Challenge: Report only the number of lines in this material that include the string "xlabel".

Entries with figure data
-.-.-
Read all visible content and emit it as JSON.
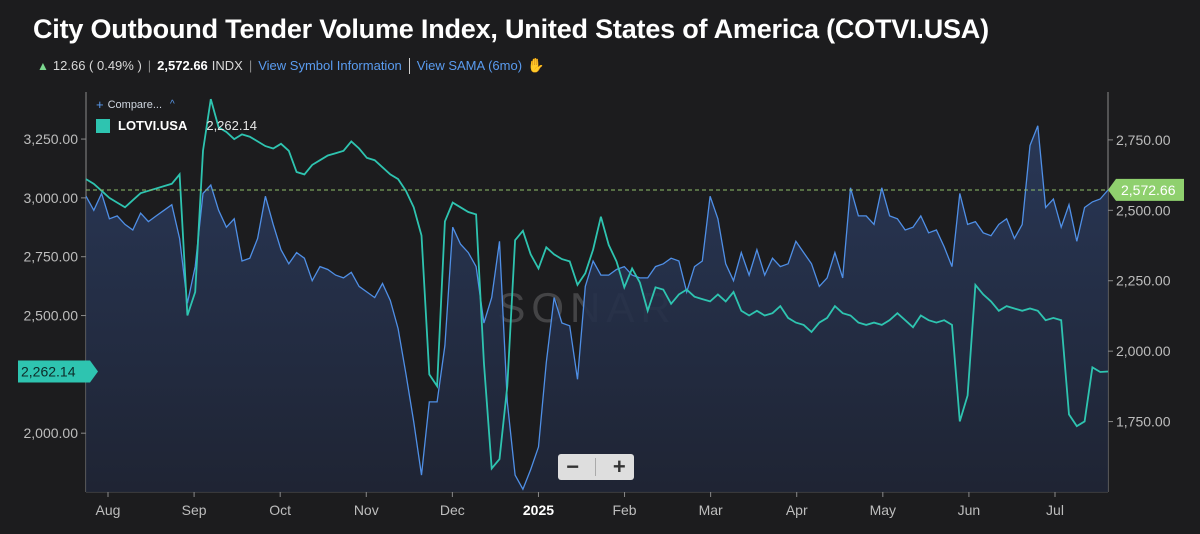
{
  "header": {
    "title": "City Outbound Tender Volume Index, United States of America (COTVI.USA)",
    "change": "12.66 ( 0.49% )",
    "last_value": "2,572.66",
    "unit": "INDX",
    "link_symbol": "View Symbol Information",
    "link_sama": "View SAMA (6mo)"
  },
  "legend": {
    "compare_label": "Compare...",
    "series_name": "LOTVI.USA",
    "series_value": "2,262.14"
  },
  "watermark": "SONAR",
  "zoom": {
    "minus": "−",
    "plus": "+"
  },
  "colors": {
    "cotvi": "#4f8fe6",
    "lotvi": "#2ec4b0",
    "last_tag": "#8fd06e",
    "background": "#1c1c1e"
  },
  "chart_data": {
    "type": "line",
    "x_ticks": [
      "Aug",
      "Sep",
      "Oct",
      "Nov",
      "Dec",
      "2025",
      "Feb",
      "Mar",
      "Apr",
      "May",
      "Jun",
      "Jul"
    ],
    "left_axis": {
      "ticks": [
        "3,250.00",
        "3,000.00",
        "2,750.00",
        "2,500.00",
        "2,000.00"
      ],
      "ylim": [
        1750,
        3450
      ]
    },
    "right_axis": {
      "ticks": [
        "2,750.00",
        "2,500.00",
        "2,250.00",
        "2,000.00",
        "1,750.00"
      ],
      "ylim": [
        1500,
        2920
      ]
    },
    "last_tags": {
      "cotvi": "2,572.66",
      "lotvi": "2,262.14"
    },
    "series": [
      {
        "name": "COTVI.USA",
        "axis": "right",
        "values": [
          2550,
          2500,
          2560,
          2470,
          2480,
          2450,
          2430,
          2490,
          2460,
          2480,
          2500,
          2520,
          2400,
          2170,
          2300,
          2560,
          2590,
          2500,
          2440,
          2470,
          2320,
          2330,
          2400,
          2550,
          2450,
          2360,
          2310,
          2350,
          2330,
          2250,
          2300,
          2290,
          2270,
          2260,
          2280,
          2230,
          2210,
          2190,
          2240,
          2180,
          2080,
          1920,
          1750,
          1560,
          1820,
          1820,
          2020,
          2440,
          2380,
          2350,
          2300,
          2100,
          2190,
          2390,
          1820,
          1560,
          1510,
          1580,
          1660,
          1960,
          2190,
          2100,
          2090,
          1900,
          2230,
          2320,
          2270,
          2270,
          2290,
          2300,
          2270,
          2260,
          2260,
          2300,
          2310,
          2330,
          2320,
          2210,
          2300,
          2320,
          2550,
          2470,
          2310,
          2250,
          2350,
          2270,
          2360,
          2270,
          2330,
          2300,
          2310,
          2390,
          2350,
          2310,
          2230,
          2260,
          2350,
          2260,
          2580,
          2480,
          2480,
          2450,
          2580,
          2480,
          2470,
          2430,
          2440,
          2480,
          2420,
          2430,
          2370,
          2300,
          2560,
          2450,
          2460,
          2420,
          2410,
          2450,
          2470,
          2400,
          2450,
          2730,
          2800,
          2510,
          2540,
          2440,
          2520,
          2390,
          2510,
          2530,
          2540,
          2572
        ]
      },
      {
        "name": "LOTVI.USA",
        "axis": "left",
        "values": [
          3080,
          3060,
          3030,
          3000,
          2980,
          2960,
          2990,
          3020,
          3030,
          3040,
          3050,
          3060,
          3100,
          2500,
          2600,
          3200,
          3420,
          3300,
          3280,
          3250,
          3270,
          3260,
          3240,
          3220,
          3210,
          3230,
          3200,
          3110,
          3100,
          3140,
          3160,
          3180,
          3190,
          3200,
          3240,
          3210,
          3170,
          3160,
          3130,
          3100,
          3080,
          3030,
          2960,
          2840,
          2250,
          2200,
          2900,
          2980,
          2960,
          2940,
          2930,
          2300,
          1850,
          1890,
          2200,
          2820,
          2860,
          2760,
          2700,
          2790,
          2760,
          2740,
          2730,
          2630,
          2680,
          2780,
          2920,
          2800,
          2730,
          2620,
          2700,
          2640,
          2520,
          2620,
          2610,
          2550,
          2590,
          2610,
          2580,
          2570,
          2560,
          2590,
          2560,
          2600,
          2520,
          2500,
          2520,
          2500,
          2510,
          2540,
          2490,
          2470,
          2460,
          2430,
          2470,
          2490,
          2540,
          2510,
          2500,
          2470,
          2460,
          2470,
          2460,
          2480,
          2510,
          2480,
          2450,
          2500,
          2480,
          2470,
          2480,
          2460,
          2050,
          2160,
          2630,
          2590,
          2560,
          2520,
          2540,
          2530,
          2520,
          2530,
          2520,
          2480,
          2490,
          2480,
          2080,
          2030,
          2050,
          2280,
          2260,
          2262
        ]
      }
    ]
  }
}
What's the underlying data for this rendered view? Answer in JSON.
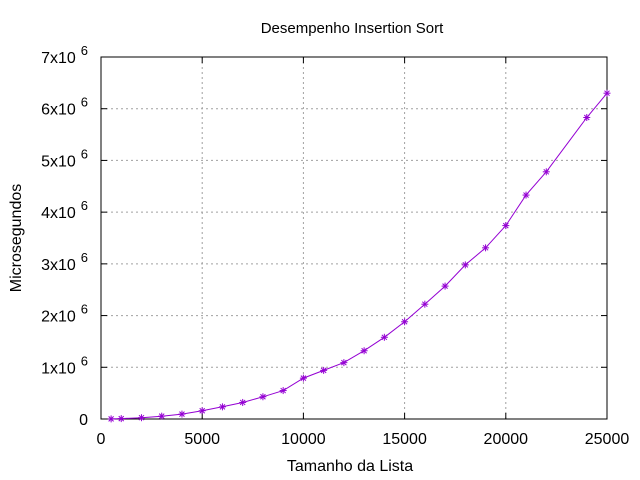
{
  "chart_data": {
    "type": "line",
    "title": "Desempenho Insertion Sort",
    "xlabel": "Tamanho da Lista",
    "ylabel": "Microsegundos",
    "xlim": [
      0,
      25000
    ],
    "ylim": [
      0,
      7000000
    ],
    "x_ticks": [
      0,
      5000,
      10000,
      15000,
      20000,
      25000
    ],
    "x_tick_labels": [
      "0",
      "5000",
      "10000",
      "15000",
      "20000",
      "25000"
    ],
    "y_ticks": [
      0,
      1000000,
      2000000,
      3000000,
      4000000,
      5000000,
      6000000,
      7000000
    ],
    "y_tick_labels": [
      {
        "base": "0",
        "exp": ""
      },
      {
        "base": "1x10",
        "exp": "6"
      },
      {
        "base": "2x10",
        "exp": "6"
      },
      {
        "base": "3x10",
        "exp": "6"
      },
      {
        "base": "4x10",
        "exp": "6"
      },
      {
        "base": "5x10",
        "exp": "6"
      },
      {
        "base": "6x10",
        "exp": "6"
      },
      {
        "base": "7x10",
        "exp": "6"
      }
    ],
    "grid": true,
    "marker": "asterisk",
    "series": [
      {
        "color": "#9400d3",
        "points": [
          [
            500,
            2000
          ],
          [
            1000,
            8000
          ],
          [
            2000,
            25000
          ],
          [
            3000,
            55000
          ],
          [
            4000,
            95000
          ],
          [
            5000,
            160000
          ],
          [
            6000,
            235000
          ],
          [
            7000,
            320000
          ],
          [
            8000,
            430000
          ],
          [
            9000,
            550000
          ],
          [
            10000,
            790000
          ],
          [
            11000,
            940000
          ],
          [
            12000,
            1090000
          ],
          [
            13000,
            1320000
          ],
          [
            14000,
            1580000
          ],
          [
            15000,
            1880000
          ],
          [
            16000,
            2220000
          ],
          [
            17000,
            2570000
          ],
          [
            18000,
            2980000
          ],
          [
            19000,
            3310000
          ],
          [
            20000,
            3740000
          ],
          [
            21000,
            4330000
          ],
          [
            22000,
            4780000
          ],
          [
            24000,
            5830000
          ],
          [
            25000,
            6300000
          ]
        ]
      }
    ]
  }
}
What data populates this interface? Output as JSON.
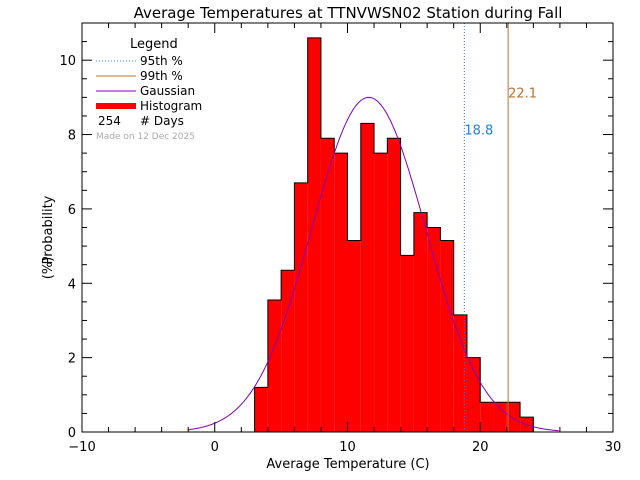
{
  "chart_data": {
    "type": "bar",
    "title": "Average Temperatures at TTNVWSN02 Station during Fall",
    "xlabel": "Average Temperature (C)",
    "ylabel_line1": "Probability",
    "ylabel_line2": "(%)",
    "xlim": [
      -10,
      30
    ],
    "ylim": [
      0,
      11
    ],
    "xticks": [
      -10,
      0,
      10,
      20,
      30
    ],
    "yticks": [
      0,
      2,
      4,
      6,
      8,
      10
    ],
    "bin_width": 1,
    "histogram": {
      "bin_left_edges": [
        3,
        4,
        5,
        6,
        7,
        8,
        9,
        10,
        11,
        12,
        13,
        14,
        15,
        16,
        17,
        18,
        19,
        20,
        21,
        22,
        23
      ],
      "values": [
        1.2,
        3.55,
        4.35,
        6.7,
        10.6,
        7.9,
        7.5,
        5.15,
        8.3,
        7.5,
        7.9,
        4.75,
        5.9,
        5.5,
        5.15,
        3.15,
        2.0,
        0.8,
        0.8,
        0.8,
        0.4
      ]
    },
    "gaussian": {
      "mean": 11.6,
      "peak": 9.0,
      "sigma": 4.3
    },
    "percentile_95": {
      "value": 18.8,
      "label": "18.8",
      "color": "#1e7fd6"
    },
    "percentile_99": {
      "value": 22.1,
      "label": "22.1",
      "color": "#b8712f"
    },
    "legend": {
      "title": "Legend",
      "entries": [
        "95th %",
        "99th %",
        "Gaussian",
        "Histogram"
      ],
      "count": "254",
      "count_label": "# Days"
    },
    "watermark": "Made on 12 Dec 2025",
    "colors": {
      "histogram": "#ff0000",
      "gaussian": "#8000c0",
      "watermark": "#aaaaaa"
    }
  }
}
-.-.-
Answer to the problem: 2